= Parts of the exercise =
A - In the forum thread about the NTP pool, how many IPv4 addresses did one server have in the pool during some old deduplication tests?
B - Format the lines of the records as a JSON list of strings, one string per line with blank lines left out, starting at the beginning of the records and ending with the line that contains "svg-text:М: М [383, 475, 394, 490]".

= Passage to read =
——
I run a server that could easily handle 10TB of traffic monthly, but I get much less traffic than that from the pool.
So I was trying to determine where all the other traffic went, and it seems a very large part of it goes to time.cloudflare.com (at least for the zone NL). Like they have a larger share than “normal” people in the pool.
I think this is a bit strange. I expected the pool to consist of volunteers that do this as a hobby. But if instead NNTPPool just forwards most queries to big companies like Cloudflare, Google, etc. What incentive will be left for people to choose the pools addresses, instead of directly using “time.cloudflare.com”?
Is there any reason why the pool prefers large commerical companies instead of the volunteers? If it was only for zones where there was a shortage of volunteers, then it would make sense.
I think it’s a limitation of the system that there is only one global speed per IP address instead of having zone-specific speeds and the reason for giving the Cloudflare servers higher speed (2 Gb) is to help more in the underserved zones. If the system allowed zone-specific speeds, it would make sense to decrease their share in the well served zones.
One way to get a bigger share of the pool traffic is to add multiple addresses of the server. In some old deduplication tests I saw one server having 7 IPv4 addresses in the pool.
Strange, I thought the purpose of the pool was to aggregate NTP servers for public use behind a fixed single (or small number of) DNS domain names that can be burned into embedded devices and never managed by end users. If Cloudflare and Google can handle most of the pool’s traffic then that’s a good thing: it means less load on the other volunteers to achieve the end goal.
Who says Google and Cloudflare aren’t just a scaled up version of volunteering as a hobby? Do they get revenue from NTP packets? Is NTP a profit-making business for them? It’s more likely that public NTP service is a tiny cost compared to overheads they were already paying to run private NTP service for their own use.
Why do you want more than your share of NTP traffic? Do you get revenue from NTP packets?
10TB/month is about 33 mbits. 4gbit would be 1265 TB/month, which would put small volunteers on metered hosting offline in a matter of hours. Not something we want to enable on a web form where users can click the wrong button or typo an IP address. Better to have volunteers with exceptionally large pipes contact the project for a special exception to the bandwidth cap, or work around it by adding multiple IP addresses.
Clients should still use pool.ntp.org because even Google and Cloudflare have outages and limits to their reach. A client could also get time from Cloudflare and Google, because pool.ntp.org has outages and limits to its reach. A client using Cloudflare and Google directly would have to manage its list of server pools itself. If Cloudflare decided one day that NTP was too much hassle and turned their servers off, a directly configured client would need to change its config, while a client configured to use pool.ntp.org would be trivially redirected to remaining servers in the pool as the Cloudflare servers went dark.
——
= Entries =
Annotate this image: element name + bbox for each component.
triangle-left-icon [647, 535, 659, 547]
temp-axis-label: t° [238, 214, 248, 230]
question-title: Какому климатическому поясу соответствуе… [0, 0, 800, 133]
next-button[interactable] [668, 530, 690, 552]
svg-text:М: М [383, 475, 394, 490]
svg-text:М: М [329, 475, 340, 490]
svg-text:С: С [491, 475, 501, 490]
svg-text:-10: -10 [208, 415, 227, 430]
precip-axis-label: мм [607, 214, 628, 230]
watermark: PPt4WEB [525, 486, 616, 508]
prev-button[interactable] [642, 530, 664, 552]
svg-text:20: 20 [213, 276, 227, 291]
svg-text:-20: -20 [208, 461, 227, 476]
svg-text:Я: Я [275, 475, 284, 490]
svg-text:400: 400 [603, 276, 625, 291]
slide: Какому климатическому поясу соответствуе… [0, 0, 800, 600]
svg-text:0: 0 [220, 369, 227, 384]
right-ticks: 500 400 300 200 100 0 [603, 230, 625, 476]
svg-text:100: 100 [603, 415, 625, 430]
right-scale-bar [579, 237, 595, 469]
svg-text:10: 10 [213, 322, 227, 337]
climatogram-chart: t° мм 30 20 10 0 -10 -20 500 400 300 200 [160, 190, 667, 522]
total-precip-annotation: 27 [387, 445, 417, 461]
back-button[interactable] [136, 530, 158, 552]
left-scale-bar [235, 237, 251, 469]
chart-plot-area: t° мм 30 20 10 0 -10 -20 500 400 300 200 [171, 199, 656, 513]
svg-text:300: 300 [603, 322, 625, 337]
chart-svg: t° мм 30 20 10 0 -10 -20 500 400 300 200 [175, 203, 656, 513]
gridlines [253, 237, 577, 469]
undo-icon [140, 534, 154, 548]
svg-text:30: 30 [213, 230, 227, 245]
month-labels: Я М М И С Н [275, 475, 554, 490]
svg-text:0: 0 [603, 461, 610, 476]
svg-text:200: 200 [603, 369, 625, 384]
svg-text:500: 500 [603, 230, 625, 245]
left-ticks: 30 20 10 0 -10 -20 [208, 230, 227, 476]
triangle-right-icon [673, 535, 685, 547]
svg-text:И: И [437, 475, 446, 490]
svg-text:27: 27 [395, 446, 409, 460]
——
= Worked answers =
A - Seven IPv4 addresses.

B -
[
  "Annotate this image: element name + bbox for each component.",
  "triangle-left-icon [647, 535, 659, 547]",
  "temp-axis-label: t° [238, 214, 248, 230]",
  "question-title: Какому климатическому поясу соответствуе… [0, 0, 800, 133]",
  "next-button[interactable] [668, 530, 690, 552]",
  "svg-text:М: М [383, 475, 394, 490]"
]